Repeat the listing in full, preserving every character.

=== WORKING DATA ===

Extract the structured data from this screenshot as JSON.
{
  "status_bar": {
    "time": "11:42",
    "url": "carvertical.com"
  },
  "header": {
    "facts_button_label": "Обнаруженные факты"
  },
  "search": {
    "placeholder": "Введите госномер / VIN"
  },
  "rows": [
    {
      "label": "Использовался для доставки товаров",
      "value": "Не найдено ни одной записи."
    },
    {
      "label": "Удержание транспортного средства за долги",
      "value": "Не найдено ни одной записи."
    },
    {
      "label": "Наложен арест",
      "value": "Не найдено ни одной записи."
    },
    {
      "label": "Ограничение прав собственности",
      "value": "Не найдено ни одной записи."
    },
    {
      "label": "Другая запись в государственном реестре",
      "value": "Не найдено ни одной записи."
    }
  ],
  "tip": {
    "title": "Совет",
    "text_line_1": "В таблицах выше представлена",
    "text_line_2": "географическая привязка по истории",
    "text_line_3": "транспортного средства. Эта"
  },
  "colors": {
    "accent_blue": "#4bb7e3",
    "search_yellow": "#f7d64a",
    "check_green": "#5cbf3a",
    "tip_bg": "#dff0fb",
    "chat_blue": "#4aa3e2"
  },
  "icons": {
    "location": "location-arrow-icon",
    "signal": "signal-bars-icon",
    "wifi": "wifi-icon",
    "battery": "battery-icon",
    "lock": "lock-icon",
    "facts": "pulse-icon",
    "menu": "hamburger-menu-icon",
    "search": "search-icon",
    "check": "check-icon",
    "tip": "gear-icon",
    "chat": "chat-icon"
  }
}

===

SOLUTION:
Extract the structured data from this screenshot as JSON.
{
  "status_bar": {
    "time": "11:42",
    "url": "carvertical.com"
  },
  "header": {
    "facts_button_label": "Обнаруженные факты"
  },
  "search": {
    "placeholder": "Введите госномер / VIN"
  },
  "rows": [
    {
      "label": "Использовался для доставки товаров",
      "value": "Не найдено ни одной записи."
    },
    {
      "label": "Удержание транспортного средства за долги",
      "value": "Не найдено ни одной записи."
    },
    {
      "label": "Наложен арест",
      "value": "Не найдено ни одной записи."
    },
    {
      "label": "Ограничение прав собственности",
      "value": "Не найдено ни одной записи."
    },
    {
      "label": "Другая запись в государственном реестре",
      "value": "Не найдено ни одной записи."
    }
  ],
  "tip": {
    "title": "Совет",
    "text_line_1": "В таблицах выше представлена",
    "text_line_2": "географическая привязка по истории",
    "text_line_3": "транспортного средства. Эта"
  },
  "colors": {
    "accent_blue": "#4bb7e3",
    "search_yellow": "#f7d64a",
    "check_green": "#5cbf3a",
    "tip_bg": "#dff0fb",
    "chat_blue": "#4aa3e2"
  },
  "icons": {
    "location": "location-arrow-icon",
    "signal": "signal-bars-icon",
    "wifi": "wifi-icon",
    "battery": "battery-icon",
    "lock": "lock-icon",
    "facts": "pulse-icon",
    "menu": "hamburger-menu-icon",
    "search": "search-icon",
    "check": "check-icon",
    "tip": "gear-icon",
    "chat": "chat-icon"
  }
}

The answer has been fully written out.